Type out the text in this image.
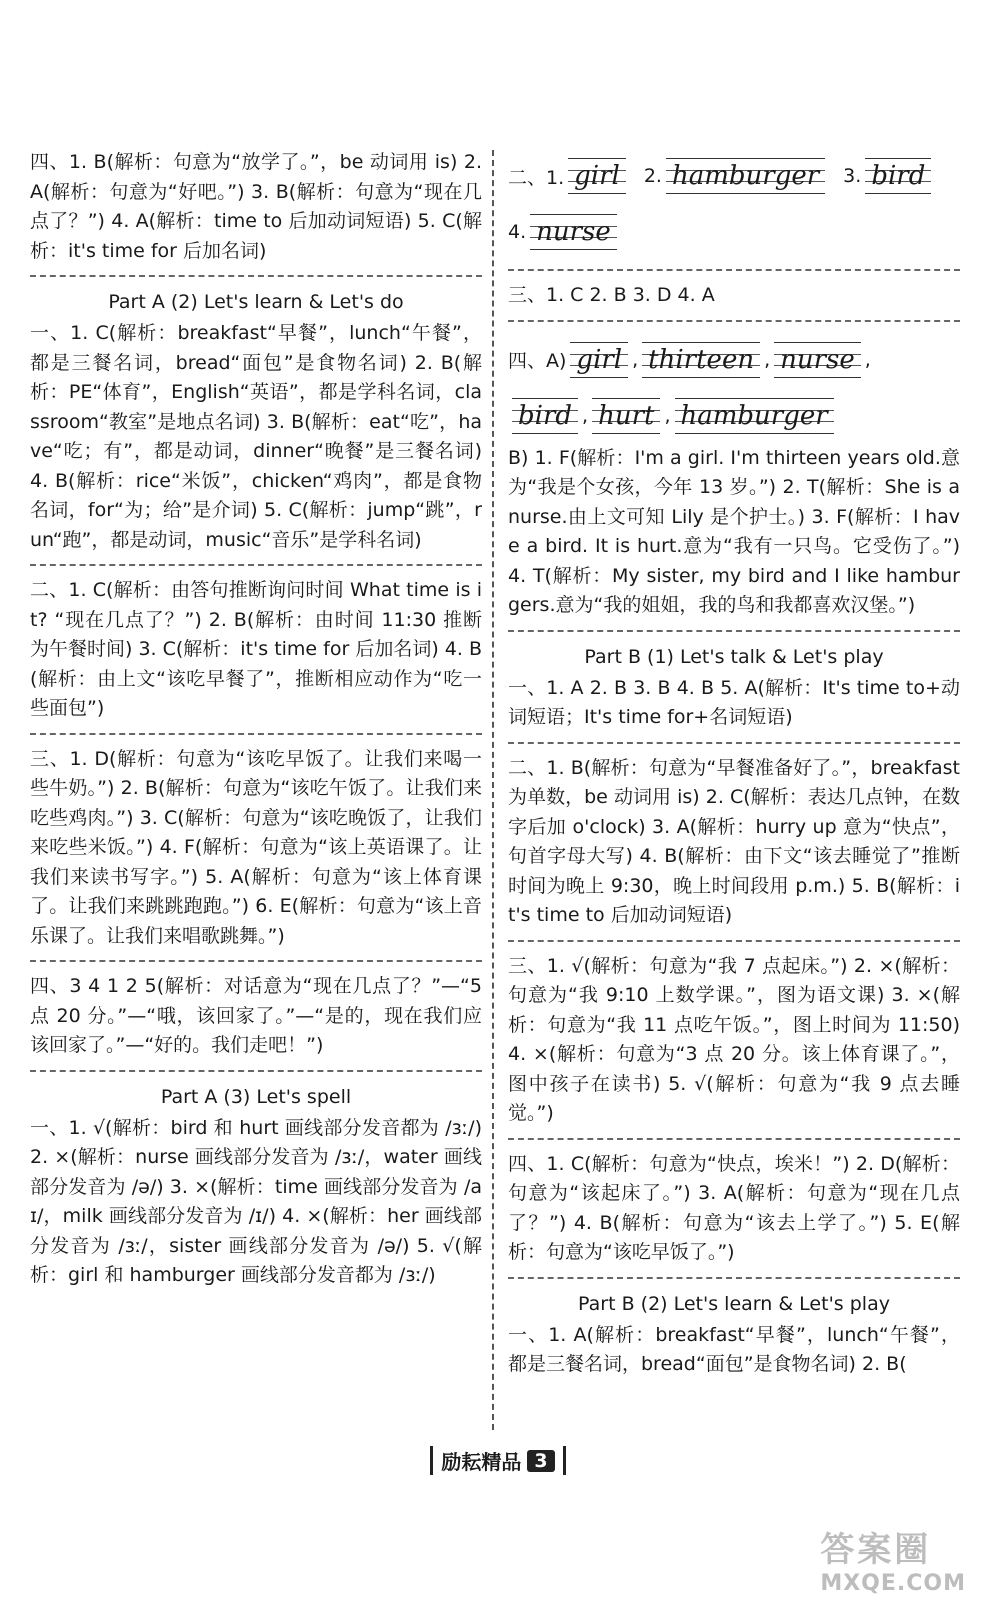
四、1. B(解析：句意为“放学了。”，be 动词用 is) 2. A(解析：句意为“好吧。”) 3. B(解析：句意为“现在几点了？”) 4. A(解析：time to 后加动词短语) 5. C(解析：it's time for 后加名词)

Part A (2) Let's learn & Let's do

一、1. C(解析：breakfast“早餐”，lunch“午餐”，都是三餐名词，bread“面包”是食物名词) 2. B(解析：PE“体育”，English“英语”，都是学科名词，classroom“教室”是地点名词) 3. B(解析：eat“吃”，have“吃；有”，都是动词，dinner“晚餐”是三餐名词) 4. B(解析：rice“米饭”，chicken“鸡肉”，都是食物名词，for“为；给”是介词) 5. C(解析：jump“跳”，run“跑”，都是动词，music“音乐”是学科名词)

二、1. C(解析：由答句推断询问时间 What time is it? “现在几点了？”) 2. B(解析：由时间 11:30 推断为午餐时间) 3. C(解析：it's time for 后加名词) 4. B(解析：由上文“该吃早餐了”，推断相应动作为“吃一些面包”)

三、1. D(解析：句意为“该吃早饭了。让我们来喝一些牛奶。”) 2. B(解析：句意为“该吃午饭了。让我们来吃些鸡肉。”) 3. C(解析：句意为“该吃晚饭了，让我们来吃些米饭。”) 4. F(解析：句意为“该上英语课了。让我们来读书写字。”) 5. A(解析：句意为“该上体育课了。让我们来跳跳跑跑。”) 6. E(解析：句意为“该上音乐课了。让我们来唱歌跳舞。”)

四、3 4 1 2 5(解析：对话意为“现在几点了？”—“5 点 20 分。”—“哦，该回家了。”—“是的，现在我们应该回家了。”—“好的。我们走吧！”)

Part A (3) Let's spell

一、1. √(解析：bird 和 hurt 画线部分发音都为 /ɜː/) 2. ×(解析：nurse 画线部分发音为 /ɜː/，water 画线部分发音为 /ə/) 3. ×(解析：time 画线部分发音为 /aɪ/，milk 画线部分发音为 /ɪ/) 4. ×(解析：her 画线部分发音为 /ɜː/，sister 画线部分发音为 /ə/) 5. √(解析：girl 和 hamburger 画线部分发音都为 /ɜː/)

二、1. girl	2. hamburger	3. bird
4. nurse

三、1. C 2. B 3. D 4. A

四、A) girl , thirteen , nurse ,
bird , hurt , hamburger

B) 1. F(解析：I'm a girl. I'm thirteen years old.意为“我是个女孩，今年 13 岁。”) 2. T(解析：She is a nurse.由上文可知 Lily 是个护士。) 3. F(解析：I have a bird. It is hurt.意为“我有一只鸟。它受伤了。”) 4. T(解析：My sister, my bird and I like hamburgers.意为“我的姐姐，我的鸟和我都喜欢汉堡。”)

Part B (1) Let's talk & Let's play

一、1. A 2. B 3. B 4. B 5. A(解析：It's time to+动词短语；It's time for+名词短语)

二、1. B(解析：句意为“早餐准备好了。”，breakfast 为单数，be 动词用 is) 2. C(解析：表达几点钟，在数字后加 o'clock) 3. A(解析：hurry up 意为“快点”，句首字母大写) 4. B(解析：由下文“该去睡觉了”推断时间为晚上 9:30，晚上时间段用 p.m.) 5. B(解析：it's time to 后加动词短语)

三、1. √(解析：句意为“我 7 点起床。”) 2. ×(解析：句意为“我 9:10 上数学课。”，图为语文课) 3. ×(解析：句意为“我 11 点吃午饭。”，图上时间为 11:50) 4. ×(解析：句意为“3 点 20 分。该上体育课了。”，图中孩子在读书) 5. √(解析：句意为“我 9 点去睡觉。”)

四、1. C(解析：句意为“快点，埃米！”) 2. D(解析：句意为“该起床了。”) 3. A(解析：句意为“现在几点了？”) 4. B(解析：句意为“该去上学了。”) 5. E(解析：句意为“该吃早饭了。”)

Part B (2) Let's learn & Let's play

一、1. A(解析：breakfast“早餐”，lunch“午餐”，都是三餐名词，bread“面包”是食物名词) 2. B(

励耘精品 3
答案圈
MXQE.COM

**Work to be completed**
Reproduce the entries above exactly. Do not include the images.

**Task result**
Type out the text in this image.
四、1. B(解析：句意为“放学了。”，be 动词用 is) 2. A(解析：句意为“好吧。”) 3. B(解析：句意为“现在几点了？”) 4. A(解析：time to 后加动词短语) 5. C(解析：it's time for 后加名词)

Part A (2) Let's learn & Let's do

一、1. C(解析：breakfast“早餐”，lunch“午餐”，都是三餐名词，bread“面包”是食物名词) 2. B(解析：PE“体育”，English“英语”，都是学科名词，classroom“教室”是地点名词) 3. B(解析：eat“吃”，have“吃；有”，都是动词，dinner“晚餐”是三餐名词) 4. B(解析：rice“米饭”，chicken“鸡肉”，都是食物名词，for“为；给”是介词) 5. C(解析：jump“跳”，run“跑”，都是动词，music“音乐”是学科名词)

二、1. C(解析：由答句推断询问时间 What time is it? “现在几点了？”) 2. B(解析：由时间 11:30 推断为午餐时间) 3. C(解析：it's time for 后加名词) 4. B(解析：由上文“该吃早餐了”，推断相应动作为“吃一些面包”)

三、1. D(解析：句意为“该吃早饭了。让我们来喝一些牛奶。”) 2. B(解析：句意为“该吃午饭了。让我们来吃些鸡肉。”) 3. C(解析：句意为“该吃晚饭了，让我们来吃些米饭。”) 4. F(解析：句意为“该上英语课了。让我们来读书写字。”) 5. A(解析：句意为“该上体育课了。让我们来跳跳跑跑。”) 6. E(解析：句意为“该上音乐课了。让我们来唱歌跳舞。”)

四、3 4 1 2 5(解析：对话意为“现在几点了？”—“5 点 20 分。”—“哦，该回家了。”—“是的，现在我们应该回家了。”—“好的。我们走吧！”)

Part A (3) Let's spell

一、1. √(解析：bird 和 hurt 画线部分发音都为 /ɜː/) 2. ×(解析：nurse 画线部分发音为 /ɜː/，water 画线部分发音为 /ə/) 3. ×(解析：time 画线部分发音为 /aɪ/，milk 画线部分发音为 /ɪ/) 4. ×(解析：her 画线部分发音为 /ɜː/，sister 画线部分发音为 /ə/) 5. √(解析：girl 和 hamburger 画线部分发音都为 /ɜː/)

二、1. girl	2. hamburger	3. bird
4. nurse

三、1. C 2. B 3. D 4. A

四、A) girl , thirteen , nurse ,
bird , hurt , hamburger

B) 1. F(解析：I'm a girl. I'm thirteen years old.意为“我是个女孩，今年 13 岁。”) 2. T(解析：She is a nurse.由上文可知 Lily 是个护士。) 3. F(解析：I have a bird. It is hurt.意为“我有一只鸟。它受伤了。”) 4. T(解析：My sister, my bird and I like hamburgers.意为“我的姐姐，我的鸟和我都喜欢汉堡。”)

Part B (1) Let's talk & Let's play

一、1. A 2. B 3. B 4. B 5. A(解析：It's time to+动词短语；It's time for+名词短语)

二、1. B(解析：句意为“早餐准备好了。”，breakfast 为单数，be 动词用 is) 2. C(解析：表达几点钟，在数字后加 o'clock) 3. A(解析：hurry up 意为“快点”，句首字母大写) 4. B(解析：由下文“该去睡觉了”推断时间为晚上 9:30，晚上时间段用 p.m.) 5. B(解析：it's time to 后加动词短语)

三、1. √(解析：句意为“我 7 点起床。”) 2. ×(解析：句意为“我 9:10 上数学课。”，图为语文课) 3. ×(解析：句意为“我 11 点吃午饭。”，图上时间为 11:50) 4. ×(解析：句意为“3 点 20 分。该上体育课了。”，图中孩子在读书) 5. √(解析：句意为“我 9 点去睡觉。”)

四、1. C(解析：句意为“快点，埃米！”) 2. D(解析：句意为“该起床了。”) 3. A(解析：句意为“现在几点了？”) 4. B(解析：句意为“该去上学了。”) 5. E(解析：句意为“该吃早饭了。”)

Part B (2) Let's learn & Let's play

一、1. A(解析：breakfast“早餐”，lunch“午餐”，都是三餐名词，bread“面包”是食物名词) 2. B(

励耘精品 3
答案圈
MXQE.COM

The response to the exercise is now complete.